> **Stated exercise**
Among the records that follow, count the lines with the string "SRMTID"; report only that count.

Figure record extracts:
= = = = = = =
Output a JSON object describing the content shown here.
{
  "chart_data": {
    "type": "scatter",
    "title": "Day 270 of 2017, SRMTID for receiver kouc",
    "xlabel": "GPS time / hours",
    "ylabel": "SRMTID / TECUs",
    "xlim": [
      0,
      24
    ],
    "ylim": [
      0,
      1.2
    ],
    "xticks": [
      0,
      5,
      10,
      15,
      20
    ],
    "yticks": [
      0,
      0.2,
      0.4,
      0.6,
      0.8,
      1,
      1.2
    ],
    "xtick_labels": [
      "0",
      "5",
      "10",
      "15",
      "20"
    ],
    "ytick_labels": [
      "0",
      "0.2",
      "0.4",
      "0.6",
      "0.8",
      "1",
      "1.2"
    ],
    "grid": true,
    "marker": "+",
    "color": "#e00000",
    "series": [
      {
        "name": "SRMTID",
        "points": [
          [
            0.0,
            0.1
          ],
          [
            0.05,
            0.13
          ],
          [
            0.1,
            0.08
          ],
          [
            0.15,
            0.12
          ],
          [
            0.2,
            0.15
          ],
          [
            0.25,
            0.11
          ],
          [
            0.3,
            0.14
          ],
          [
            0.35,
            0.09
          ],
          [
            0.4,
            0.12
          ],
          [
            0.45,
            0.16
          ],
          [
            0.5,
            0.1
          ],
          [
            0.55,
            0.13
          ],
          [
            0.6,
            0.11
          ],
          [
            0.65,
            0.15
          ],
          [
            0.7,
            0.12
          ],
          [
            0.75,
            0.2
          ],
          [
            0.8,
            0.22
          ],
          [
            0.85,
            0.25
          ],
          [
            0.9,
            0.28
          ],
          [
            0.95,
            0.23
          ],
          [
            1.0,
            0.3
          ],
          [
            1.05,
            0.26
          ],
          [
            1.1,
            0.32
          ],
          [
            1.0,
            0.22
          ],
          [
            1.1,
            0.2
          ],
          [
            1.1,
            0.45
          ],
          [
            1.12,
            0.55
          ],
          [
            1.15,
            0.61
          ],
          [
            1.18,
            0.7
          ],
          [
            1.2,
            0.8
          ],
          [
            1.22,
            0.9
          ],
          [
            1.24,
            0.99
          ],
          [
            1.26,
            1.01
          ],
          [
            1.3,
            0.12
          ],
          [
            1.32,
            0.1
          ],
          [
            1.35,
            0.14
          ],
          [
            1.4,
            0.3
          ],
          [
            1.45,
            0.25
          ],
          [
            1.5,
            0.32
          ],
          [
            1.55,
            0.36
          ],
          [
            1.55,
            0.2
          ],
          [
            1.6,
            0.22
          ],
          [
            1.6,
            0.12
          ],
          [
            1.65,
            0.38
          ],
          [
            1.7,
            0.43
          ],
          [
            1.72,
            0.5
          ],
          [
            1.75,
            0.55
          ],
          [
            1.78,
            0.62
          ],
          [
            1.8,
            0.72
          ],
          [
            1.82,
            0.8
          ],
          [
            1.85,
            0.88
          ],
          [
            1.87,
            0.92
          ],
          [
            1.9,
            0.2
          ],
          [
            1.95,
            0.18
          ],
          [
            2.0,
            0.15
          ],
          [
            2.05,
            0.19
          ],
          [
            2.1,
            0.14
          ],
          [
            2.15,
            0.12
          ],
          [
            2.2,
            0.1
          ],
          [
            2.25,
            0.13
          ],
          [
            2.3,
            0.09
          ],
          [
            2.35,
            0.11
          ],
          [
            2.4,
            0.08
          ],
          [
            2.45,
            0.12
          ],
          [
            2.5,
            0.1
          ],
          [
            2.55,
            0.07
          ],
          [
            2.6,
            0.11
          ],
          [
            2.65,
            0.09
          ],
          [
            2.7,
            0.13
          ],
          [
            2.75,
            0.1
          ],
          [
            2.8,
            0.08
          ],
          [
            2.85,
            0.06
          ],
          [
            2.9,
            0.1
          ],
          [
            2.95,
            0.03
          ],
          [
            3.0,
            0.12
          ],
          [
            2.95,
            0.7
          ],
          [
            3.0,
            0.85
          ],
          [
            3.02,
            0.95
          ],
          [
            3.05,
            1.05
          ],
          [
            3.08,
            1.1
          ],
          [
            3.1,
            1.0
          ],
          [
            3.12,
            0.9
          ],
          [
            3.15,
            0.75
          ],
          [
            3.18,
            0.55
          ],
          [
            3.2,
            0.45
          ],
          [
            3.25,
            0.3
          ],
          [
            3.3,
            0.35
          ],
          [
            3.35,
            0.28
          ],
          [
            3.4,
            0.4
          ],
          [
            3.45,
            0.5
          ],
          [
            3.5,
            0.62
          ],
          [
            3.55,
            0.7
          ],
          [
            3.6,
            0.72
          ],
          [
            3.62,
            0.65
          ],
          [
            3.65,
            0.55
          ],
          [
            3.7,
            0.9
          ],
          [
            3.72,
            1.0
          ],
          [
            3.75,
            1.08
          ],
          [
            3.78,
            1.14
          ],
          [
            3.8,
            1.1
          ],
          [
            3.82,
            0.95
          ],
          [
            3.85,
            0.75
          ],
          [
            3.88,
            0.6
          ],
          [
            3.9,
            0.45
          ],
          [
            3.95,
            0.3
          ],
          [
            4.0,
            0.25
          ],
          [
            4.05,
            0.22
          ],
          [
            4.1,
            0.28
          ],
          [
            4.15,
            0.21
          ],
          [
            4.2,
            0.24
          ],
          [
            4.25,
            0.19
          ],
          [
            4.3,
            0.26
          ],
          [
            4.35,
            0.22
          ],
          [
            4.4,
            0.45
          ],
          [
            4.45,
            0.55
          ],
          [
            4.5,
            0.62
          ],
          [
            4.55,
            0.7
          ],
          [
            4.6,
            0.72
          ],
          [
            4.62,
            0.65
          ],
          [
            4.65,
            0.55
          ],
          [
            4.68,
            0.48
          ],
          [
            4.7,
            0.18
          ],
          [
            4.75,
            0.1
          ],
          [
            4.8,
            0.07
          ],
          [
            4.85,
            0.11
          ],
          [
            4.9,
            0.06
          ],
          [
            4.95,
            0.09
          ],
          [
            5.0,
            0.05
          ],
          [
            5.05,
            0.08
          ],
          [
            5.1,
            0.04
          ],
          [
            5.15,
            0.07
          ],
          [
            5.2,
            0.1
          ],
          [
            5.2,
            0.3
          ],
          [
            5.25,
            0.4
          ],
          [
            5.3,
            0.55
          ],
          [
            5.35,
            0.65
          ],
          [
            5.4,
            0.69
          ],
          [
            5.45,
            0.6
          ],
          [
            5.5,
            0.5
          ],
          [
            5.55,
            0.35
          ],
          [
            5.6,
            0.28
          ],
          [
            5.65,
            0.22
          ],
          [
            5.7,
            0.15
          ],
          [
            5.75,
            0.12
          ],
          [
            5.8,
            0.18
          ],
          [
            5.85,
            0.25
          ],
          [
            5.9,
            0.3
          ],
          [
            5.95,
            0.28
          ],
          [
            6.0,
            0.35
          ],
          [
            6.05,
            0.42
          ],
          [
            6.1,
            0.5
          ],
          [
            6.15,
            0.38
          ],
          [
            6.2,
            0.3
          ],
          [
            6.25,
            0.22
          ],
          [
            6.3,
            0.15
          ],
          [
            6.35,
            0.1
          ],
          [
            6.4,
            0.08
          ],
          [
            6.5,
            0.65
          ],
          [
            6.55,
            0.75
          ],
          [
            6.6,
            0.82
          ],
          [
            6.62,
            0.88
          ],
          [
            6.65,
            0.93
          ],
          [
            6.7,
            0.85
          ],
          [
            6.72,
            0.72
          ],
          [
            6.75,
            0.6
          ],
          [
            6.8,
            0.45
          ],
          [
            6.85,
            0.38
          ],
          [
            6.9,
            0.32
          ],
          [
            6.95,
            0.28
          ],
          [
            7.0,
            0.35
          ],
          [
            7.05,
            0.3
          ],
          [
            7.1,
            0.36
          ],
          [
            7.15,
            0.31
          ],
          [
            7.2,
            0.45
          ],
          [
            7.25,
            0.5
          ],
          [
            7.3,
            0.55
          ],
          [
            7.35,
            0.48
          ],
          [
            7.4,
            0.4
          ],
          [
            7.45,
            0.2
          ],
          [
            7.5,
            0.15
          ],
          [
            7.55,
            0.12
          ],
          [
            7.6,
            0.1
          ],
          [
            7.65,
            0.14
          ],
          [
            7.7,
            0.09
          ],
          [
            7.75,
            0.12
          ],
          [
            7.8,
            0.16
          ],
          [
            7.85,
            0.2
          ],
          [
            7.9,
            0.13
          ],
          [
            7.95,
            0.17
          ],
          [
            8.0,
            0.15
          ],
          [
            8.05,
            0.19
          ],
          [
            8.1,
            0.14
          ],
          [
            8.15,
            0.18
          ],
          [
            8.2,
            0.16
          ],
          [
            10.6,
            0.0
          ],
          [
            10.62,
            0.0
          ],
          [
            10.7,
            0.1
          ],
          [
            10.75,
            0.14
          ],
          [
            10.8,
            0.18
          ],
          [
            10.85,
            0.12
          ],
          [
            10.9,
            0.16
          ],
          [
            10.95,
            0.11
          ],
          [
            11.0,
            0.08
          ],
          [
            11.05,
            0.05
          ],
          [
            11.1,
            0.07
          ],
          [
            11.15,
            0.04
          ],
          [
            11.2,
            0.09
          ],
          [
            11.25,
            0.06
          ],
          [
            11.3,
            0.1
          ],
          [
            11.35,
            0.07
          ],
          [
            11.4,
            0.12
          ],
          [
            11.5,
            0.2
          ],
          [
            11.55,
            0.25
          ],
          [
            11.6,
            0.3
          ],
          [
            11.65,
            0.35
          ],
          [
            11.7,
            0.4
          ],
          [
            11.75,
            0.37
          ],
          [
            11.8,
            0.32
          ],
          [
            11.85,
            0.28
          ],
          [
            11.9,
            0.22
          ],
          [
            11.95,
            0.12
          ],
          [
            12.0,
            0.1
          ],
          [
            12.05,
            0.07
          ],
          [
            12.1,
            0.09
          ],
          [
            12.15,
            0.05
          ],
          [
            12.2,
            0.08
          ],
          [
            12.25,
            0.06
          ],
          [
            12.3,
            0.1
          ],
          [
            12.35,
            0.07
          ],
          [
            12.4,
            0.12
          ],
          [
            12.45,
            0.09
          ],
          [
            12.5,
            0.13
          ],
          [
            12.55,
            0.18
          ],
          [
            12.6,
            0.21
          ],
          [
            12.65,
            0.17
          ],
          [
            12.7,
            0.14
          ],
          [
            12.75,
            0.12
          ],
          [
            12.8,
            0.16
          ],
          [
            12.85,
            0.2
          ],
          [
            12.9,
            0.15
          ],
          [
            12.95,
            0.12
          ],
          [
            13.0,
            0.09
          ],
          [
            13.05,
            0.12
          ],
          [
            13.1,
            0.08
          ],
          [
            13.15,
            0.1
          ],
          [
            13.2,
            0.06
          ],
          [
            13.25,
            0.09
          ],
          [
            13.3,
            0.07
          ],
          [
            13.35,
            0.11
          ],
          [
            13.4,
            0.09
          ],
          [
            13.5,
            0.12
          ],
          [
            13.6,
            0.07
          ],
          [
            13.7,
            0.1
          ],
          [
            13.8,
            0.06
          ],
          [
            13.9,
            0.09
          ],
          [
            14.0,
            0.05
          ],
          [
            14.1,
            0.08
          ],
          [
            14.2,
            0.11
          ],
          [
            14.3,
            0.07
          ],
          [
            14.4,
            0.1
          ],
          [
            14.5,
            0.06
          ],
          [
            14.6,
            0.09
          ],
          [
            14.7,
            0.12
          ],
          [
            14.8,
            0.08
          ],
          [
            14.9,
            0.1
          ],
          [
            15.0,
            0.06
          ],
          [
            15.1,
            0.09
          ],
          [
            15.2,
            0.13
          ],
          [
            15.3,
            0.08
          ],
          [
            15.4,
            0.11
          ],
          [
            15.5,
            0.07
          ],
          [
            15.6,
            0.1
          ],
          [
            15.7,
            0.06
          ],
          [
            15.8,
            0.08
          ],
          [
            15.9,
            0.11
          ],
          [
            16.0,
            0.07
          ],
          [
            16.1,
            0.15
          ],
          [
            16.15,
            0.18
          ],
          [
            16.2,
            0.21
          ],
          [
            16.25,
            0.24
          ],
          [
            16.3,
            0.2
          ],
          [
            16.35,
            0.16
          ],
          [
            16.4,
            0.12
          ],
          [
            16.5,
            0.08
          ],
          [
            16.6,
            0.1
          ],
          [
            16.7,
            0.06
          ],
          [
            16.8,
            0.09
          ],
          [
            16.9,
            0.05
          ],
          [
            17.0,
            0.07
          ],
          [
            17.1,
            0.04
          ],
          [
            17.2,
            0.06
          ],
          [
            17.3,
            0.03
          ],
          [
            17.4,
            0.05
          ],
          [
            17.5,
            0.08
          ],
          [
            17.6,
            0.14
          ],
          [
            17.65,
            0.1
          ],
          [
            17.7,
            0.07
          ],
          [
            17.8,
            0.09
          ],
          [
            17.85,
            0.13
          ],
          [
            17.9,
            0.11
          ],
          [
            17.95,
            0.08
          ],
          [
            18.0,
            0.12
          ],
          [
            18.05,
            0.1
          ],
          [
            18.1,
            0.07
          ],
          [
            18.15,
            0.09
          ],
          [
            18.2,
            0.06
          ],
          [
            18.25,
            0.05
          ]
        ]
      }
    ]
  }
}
= = = = = = =
> **Result below**
3